** Work item **
Consider the records below. How many of their lines include the word "points"? State the number and nothing else.

** Source material **

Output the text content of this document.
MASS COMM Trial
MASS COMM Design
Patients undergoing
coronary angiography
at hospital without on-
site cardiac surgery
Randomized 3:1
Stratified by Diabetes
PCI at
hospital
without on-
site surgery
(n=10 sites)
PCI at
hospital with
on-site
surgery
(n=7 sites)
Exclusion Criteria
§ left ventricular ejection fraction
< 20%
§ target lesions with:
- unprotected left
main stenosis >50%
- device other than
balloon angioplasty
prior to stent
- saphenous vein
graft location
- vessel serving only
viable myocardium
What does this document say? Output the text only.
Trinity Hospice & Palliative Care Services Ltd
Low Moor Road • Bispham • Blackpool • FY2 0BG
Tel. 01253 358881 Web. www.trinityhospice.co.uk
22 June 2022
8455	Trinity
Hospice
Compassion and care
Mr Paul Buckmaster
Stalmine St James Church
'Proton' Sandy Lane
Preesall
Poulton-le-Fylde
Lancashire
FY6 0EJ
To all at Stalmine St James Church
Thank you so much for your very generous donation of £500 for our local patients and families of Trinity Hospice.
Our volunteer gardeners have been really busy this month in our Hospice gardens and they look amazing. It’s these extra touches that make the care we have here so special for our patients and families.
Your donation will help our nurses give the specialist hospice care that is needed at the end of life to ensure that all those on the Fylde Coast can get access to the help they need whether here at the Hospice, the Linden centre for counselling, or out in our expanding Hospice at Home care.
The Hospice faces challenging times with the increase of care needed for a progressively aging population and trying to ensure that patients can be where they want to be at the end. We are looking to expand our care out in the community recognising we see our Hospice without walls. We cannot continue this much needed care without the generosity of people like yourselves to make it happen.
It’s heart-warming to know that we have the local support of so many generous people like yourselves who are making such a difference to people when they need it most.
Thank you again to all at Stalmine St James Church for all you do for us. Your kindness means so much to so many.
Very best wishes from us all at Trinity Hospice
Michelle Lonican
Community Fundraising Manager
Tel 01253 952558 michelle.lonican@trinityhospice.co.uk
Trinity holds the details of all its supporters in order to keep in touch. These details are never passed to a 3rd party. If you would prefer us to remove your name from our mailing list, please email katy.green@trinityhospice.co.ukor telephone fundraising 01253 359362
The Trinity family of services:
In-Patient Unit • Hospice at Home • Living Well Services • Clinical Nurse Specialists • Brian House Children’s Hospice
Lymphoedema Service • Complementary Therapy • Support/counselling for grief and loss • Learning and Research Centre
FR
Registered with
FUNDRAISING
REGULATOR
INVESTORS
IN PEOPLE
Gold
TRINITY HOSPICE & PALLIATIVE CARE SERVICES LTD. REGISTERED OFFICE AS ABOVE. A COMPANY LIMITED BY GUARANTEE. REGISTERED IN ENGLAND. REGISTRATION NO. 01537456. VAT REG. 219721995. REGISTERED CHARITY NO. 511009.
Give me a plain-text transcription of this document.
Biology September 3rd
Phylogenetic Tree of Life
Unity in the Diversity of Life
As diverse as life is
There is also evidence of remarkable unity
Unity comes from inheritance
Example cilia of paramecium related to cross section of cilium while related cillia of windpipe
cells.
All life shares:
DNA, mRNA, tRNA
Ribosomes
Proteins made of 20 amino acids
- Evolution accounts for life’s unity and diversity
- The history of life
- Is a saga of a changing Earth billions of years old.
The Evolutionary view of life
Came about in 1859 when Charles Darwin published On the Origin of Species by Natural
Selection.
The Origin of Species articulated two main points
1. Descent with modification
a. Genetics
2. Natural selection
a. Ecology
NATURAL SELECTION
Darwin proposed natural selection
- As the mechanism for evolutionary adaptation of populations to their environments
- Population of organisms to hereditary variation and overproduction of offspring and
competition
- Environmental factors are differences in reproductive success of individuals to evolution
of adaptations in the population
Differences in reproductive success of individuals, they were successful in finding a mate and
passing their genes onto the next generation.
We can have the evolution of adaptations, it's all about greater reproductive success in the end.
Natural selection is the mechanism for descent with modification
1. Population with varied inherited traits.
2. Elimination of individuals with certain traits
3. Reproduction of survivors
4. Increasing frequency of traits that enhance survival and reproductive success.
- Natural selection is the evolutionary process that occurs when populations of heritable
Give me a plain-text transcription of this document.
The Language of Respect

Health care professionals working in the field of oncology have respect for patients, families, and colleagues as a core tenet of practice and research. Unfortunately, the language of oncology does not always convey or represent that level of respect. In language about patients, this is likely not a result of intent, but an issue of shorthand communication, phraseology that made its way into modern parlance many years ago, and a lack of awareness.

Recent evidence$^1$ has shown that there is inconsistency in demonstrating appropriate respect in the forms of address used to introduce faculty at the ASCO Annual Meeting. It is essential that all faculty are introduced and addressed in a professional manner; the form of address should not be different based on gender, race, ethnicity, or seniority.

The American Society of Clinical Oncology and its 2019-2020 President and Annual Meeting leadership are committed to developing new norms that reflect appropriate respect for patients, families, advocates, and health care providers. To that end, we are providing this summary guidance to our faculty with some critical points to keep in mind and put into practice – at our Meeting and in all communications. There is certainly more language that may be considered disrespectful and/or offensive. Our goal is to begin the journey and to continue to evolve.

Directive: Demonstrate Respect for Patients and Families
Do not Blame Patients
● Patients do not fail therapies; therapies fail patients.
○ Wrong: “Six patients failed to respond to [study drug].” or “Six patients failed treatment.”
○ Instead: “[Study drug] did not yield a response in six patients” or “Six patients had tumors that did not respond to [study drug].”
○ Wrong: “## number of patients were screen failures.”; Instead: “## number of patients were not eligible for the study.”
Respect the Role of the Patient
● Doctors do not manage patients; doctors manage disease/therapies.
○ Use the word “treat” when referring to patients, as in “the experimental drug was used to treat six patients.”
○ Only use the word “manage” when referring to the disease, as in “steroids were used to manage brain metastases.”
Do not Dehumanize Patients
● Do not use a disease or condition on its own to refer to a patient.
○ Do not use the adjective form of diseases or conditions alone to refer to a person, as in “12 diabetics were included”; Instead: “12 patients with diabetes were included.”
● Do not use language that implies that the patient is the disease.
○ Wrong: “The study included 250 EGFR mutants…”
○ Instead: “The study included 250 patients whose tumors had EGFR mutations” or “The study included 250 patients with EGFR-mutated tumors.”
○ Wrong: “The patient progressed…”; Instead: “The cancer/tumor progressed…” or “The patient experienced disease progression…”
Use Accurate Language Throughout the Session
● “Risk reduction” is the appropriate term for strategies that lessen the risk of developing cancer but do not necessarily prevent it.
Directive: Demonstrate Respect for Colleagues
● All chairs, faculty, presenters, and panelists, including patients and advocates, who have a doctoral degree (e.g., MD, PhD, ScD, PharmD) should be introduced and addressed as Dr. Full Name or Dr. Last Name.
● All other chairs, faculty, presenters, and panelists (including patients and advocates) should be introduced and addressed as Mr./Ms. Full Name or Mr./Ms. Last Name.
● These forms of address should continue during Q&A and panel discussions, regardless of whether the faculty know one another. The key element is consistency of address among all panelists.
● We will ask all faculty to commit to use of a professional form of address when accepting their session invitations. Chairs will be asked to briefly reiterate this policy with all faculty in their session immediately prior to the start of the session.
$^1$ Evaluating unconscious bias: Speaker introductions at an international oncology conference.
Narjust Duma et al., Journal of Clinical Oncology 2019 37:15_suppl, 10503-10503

** Response area **
2